WRITTEN INSTRUCTION: Return all of the entries exactly as written.

RECORDS FOR THE EXERCISE:
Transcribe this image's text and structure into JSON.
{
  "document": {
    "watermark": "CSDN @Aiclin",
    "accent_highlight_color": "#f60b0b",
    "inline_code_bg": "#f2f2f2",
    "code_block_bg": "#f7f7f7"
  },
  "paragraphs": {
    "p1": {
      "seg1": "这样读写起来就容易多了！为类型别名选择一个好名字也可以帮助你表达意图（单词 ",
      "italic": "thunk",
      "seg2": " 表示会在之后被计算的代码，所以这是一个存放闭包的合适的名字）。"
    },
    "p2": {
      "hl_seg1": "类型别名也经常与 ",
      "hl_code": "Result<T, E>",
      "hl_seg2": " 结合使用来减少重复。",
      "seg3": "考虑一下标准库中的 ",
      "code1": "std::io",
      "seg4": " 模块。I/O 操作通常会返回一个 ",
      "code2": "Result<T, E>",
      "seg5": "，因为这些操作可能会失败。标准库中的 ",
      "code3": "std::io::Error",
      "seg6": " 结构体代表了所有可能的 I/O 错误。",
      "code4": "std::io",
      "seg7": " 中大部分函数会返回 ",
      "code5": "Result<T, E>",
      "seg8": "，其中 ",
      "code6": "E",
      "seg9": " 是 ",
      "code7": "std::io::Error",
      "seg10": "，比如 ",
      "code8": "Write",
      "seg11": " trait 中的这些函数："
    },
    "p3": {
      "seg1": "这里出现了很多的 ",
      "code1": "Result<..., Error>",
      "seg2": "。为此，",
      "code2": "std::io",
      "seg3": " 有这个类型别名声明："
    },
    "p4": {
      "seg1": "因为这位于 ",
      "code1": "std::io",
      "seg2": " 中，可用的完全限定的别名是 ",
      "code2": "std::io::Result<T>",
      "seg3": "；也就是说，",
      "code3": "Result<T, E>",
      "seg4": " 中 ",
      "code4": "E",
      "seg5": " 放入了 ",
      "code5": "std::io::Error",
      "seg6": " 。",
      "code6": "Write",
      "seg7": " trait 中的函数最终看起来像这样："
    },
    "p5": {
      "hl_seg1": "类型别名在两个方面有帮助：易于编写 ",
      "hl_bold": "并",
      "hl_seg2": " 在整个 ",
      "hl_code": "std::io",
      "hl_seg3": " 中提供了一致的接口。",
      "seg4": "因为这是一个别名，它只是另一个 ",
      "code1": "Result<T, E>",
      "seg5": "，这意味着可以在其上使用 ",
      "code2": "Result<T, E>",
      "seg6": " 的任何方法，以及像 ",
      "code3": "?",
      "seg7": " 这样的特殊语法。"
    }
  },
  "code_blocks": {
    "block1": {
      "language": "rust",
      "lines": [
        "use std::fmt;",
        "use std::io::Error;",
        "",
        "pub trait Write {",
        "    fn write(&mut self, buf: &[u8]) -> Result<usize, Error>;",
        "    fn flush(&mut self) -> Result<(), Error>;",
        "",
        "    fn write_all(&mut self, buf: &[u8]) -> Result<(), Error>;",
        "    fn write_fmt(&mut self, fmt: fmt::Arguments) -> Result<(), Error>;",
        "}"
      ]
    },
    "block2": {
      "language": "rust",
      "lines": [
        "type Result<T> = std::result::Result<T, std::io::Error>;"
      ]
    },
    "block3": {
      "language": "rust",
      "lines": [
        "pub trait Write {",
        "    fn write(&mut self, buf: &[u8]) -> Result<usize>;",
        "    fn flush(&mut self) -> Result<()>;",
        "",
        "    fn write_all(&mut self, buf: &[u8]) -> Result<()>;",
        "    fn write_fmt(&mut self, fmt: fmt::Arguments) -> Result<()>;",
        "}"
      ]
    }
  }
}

RESULT BELOW:
Transcribe this image's text and structure into JSON.
{
  "document": {
    "watermark": "CSDN @Aiclin",
    "accent_highlight_color": "#f60b0b",
    "inline_code_bg": "#f2f2f2",
    "code_block_bg": "#f7f7f7"
  },
  "paragraphs": {
    "p1": {
      "seg1": "这样读写起来就容易多了！为类型别名选择一个好名字也可以帮助你表达意图（单词 ",
      "italic": "thunk",
      "seg2": " 表示会在之后被计算的代码，所以这是一个存放闭包的合适的名字）。"
    },
    "p2": {
      "hl_seg1": "类型别名也经常与 ",
      "hl_code": "Result<T, E>",
      "hl_seg2": " 结合使用来减少重复。",
      "seg3": "考虑一下标准库中的 ",
      "code1": "std::io",
      "seg4": " 模块。I/O 操作通常会返回一个 ",
      "code2": "Result<T, E>",
      "seg5": "，因为这些操作可能会失败。标准库中的 ",
      "code3": "std::io::Error",
      "seg6": " 结构体代表了所有可能的 I/O 错误。",
      "code4": "std::io",
      "seg7": " 中大部分函数会返回 ",
      "code5": "Result<T, E>",
      "seg8": "，其中 ",
      "code6": "E",
      "seg9": " 是 ",
      "code7": "std::io::Error",
      "seg10": "，比如 ",
      "code8": "Write",
      "seg11": " trait 中的这些函数："
    },
    "p3": {
      "seg1": "这里出现了很多的 ",
      "code1": "Result<..., Error>",
      "seg2": "。为此，",
      "code2": "std::io",
      "seg3": " 有这个类型别名声明："
    },
    "p4": {
      "seg1": "因为这位于 ",
      "code1": "std::io",
      "seg2": " 中，可用的完全限定的别名是 ",
      "code2": "std::io::Result<T>",
      "seg3": "；也就是说，",
      "code3": "Result<T, E>",
      "seg4": " 中 ",
      "code4": "E",
      "seg5": " 放入了 ",
      "code5": "std::io::Error",
      "seg6": " 。",
      "code6": "Write",
      "seg7": " trait 中的函数最终看起来像这样："
    },
    "p5": {
      "hl_seg1": "类型别名在两个方面有帮助：易于编写 ",
      "hl_bold": "并",
      "hl_seg2": " 在整个 ",
      "hl_code": "std::io",
      "hl_seg3": " 中提供了一致的接口。",
      "seg4": "因为这是一个别名，它只是另一个 ",
      "code1": "Result<T, E>",
      "seg5": "，这意味着可以在其上使用 ",
      "code2": "Result<T, E>",
      "seg6": " 的任何方法，以及像 ",
      "code3": "?",
      "seg7": " 这样的特殊语法。"
    }
  },
  "code_blocks": {
    "block1": {
      "language": "rust",
      "lines": [
        "use std::fmt;",
        "use std::io::Error;",
        "",
        "pub trait Write {",
        "    fn write(&mut self, buf: &[u8]) -> Result<usize, Error>;",
        "    fn flush(&mut self) -> Result<(), Error>;",
        "",
        "    fn write_all(&mut self, buf: &[u8]) -> Result<(), Error>;",
        "    fn write_fmt(&mut self, fmt: fmt::Arguments) -> Result<(), Error>;",
        "}"
      ]
    },
    "block2": {
      "language": "rust",
      "lines": [
        "type Result<T> = std::result::Result<T, std::io::Error>;"
      ]
    },
    "block3": {
      "language": "rust",
      "lines": [
        "pub trait Write {",
        "    fn write(&mut self, buf: &[u8]) -> Result<usize>;",
        "    fn flush(&mut self) -> Result<()>;",
        "",
        "    fn write_all(&mut self, buf: &[u8]) -> Result<()>;",
        "    fn write_fmt(&mut self, fmt: fmt::Arguments) -> Result<()>;",
        "}"
      ]
    }
  }
}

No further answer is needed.